- _Aim of the task_
Copy every line that contains the string "text" from the entries below.
┄┄┄┄┄┄┄┄┄┄
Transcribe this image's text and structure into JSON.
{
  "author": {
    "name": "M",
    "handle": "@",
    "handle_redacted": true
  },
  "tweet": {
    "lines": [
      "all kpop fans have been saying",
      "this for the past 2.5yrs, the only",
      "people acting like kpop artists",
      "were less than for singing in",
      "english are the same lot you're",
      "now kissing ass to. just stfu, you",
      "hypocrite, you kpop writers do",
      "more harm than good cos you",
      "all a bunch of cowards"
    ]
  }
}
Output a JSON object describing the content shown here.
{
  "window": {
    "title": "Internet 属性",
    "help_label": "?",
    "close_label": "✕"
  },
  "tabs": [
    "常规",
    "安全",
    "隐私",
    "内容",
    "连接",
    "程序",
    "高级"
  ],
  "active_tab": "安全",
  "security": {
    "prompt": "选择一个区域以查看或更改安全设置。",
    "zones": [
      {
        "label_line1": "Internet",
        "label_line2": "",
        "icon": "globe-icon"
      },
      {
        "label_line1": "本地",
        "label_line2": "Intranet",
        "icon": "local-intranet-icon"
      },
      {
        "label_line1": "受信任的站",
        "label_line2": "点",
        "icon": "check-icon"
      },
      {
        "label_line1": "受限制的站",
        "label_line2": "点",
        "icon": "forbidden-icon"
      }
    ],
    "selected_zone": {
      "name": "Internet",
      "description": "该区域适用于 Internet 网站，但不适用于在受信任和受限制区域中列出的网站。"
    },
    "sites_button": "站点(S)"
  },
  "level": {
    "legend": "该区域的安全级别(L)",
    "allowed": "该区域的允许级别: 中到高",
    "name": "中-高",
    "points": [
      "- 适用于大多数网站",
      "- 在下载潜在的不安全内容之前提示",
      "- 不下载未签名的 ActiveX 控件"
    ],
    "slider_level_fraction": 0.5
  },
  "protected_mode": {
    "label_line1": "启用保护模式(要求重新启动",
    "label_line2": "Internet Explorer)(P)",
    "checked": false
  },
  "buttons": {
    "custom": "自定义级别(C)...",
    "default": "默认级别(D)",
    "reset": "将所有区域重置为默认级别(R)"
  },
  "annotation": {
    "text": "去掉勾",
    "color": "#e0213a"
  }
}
┄┄┄┄┄┄┄┄┄┄
- _Answer for this exercise_
Transcribe this image's text and structure into JSON.
    "text": "去掉勾",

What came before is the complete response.